#### [DO THIS]
Answer with one number: the count of lines in the listing below that hold the word "instructions".

#### [SUPPLIED RECORDS]

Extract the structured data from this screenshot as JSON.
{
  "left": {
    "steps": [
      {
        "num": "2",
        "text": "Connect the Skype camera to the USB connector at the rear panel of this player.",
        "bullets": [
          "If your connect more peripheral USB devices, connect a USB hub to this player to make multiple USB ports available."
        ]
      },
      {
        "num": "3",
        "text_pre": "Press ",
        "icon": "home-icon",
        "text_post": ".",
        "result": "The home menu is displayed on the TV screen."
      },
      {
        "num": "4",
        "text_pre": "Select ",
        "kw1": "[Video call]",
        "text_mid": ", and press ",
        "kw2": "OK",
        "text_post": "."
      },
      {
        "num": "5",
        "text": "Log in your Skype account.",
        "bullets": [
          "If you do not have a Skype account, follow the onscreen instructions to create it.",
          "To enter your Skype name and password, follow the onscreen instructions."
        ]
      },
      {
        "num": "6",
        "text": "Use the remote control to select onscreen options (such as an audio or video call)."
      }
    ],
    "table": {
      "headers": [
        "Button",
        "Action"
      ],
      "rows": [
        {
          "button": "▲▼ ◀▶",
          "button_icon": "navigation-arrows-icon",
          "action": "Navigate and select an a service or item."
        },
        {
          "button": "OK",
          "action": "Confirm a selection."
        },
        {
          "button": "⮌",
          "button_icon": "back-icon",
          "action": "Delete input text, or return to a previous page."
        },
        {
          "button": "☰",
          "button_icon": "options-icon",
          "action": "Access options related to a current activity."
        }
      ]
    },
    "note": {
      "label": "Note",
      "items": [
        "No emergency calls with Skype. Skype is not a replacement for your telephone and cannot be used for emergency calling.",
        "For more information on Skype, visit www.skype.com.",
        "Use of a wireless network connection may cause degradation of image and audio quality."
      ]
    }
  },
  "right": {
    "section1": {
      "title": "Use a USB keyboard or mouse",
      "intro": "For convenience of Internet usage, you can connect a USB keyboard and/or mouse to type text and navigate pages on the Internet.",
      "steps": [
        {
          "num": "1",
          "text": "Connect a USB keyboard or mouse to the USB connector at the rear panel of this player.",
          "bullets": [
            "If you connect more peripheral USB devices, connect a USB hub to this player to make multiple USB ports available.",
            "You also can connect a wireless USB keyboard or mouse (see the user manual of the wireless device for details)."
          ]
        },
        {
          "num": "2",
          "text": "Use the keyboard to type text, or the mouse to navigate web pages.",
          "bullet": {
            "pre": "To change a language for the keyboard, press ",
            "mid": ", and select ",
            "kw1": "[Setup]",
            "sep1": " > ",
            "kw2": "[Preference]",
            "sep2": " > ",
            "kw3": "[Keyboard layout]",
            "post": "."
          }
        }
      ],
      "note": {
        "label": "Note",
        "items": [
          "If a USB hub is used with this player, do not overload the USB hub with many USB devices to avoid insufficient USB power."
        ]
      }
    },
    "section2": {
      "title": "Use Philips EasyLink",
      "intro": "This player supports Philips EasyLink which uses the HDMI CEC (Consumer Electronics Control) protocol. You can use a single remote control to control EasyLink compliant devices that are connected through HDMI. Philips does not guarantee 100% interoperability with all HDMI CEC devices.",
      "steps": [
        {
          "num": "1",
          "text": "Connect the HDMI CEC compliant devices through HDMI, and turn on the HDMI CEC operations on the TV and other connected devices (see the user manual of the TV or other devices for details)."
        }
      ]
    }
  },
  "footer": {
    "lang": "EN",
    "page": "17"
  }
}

#### [COMPLETED TASK]
2